### RECORDS:
— BEGIN —
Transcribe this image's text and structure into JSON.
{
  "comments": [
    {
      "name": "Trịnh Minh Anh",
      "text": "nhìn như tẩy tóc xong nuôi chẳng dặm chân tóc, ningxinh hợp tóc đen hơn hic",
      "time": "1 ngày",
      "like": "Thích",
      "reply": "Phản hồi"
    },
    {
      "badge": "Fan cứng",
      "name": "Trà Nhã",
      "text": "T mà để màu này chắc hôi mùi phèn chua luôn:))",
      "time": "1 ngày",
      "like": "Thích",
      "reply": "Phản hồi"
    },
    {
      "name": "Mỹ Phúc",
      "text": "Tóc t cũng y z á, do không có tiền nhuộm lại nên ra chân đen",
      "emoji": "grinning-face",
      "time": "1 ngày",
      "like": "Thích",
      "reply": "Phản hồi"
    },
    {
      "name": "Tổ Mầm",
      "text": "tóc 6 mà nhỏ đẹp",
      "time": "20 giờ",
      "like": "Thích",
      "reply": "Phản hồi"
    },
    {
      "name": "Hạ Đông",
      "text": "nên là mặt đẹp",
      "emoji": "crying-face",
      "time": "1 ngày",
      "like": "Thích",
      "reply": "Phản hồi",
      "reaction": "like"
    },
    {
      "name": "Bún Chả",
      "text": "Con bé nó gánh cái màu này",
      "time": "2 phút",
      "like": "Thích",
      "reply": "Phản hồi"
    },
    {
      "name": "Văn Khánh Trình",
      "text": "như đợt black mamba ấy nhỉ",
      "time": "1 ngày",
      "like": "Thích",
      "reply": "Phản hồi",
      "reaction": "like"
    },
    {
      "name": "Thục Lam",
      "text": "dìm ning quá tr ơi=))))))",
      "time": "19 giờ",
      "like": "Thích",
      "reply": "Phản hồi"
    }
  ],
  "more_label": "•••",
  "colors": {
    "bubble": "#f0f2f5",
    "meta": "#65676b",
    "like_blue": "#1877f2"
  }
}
— END —
### WRITTEN EXERCISE:
In the material above, tally every line with the string "face" in it, then give that number alone.

### TASK RESULT:
2